▶ _Do this_: Reproduce the records below in full and word for word, excluding pictures.
╔══
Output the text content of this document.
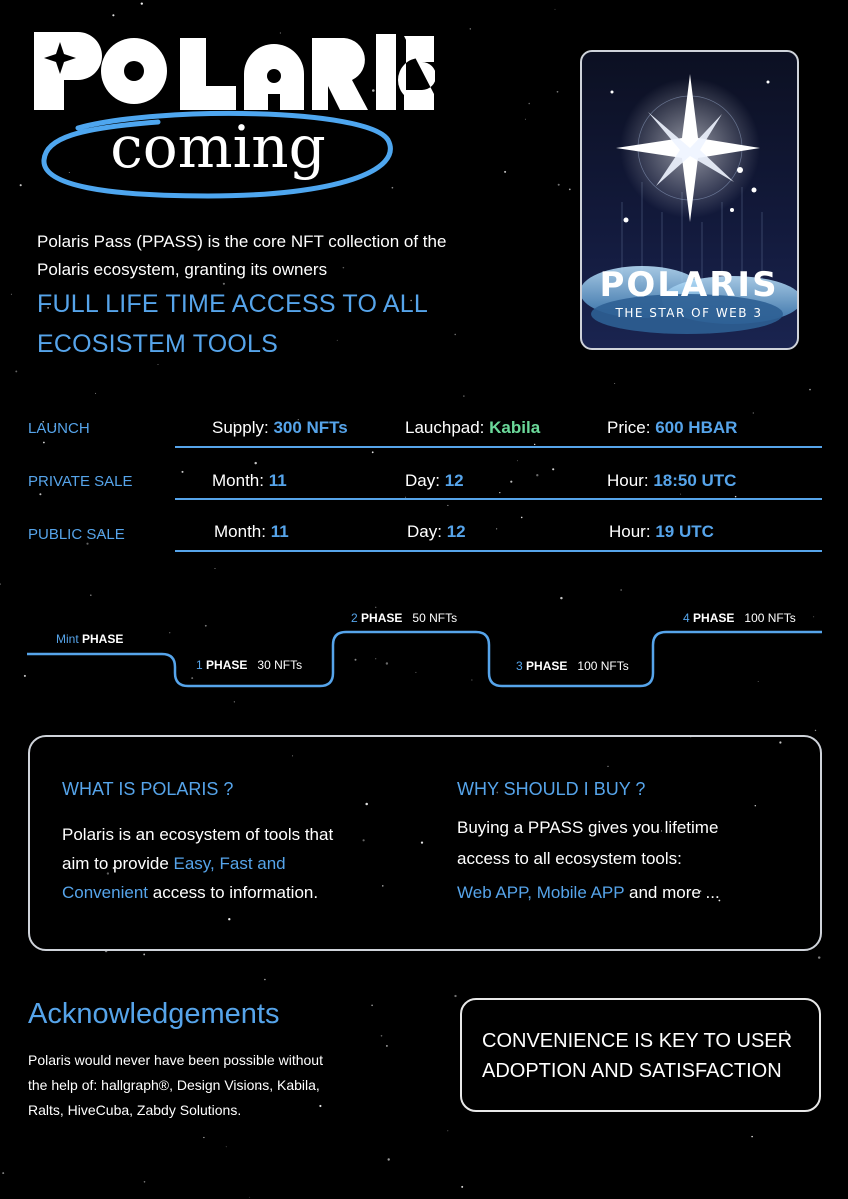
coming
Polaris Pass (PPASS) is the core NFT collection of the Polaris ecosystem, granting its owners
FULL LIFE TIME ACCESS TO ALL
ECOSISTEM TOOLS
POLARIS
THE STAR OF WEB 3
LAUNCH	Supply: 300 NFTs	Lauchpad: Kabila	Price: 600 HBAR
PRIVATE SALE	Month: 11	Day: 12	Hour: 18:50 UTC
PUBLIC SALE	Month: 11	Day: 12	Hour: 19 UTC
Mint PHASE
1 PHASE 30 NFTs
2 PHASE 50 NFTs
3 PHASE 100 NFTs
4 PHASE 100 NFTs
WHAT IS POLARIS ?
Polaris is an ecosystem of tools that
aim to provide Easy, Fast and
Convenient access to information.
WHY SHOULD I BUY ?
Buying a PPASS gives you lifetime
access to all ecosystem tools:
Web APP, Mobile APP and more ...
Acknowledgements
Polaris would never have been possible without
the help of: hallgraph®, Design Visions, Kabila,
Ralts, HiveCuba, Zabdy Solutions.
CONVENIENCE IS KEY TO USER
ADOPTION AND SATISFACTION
╚══
▶ _Response for this exercise_:
Output the text content of this document.
coming
Polaris Pass (PPASS) is the core NFT collection of the Polaris ecosystem, granting its owners
FULL LIFE TIME ACCESS TO ALL
ECOSISTEM TOOLS
POLARIS
THE STAR OF WEB 3
LAUNCH	Supply: 300 NFTs	Lauchpad: Kabila	Price: 600 HBAR
PRIVATE SALE	Month: 11	Day: 12	Hour: 18:50 UTC
PUBLIC SALE	Month: 11	Day: 12	Hour: 19 UTC
Mint PHASE
1 PHASE 30 NFTs
2 PHASE 50 NFTs
3 PHASE 100 NFTs
4 PHASE 100 NFTs
WHAT IS POLARIS ?
Polaris is an ecosystem of tools that
aim to provide Easy, Fast and
Convenient access to information.
WHY SHOULD I BUY ?
Buying a PPASS gives you lifetime
access to all ecosystem tools:
Web APP, Mobile APP and more ...
Acknowledgements
Polaris would never have been possible without
the help of: hallgraph®, Design Visions, Kabila,
Ralts, HiveCuba, Zabdy Solutions.
CONVENIENCE IS KEY TO USER
ADOPTION AND SATISFACTION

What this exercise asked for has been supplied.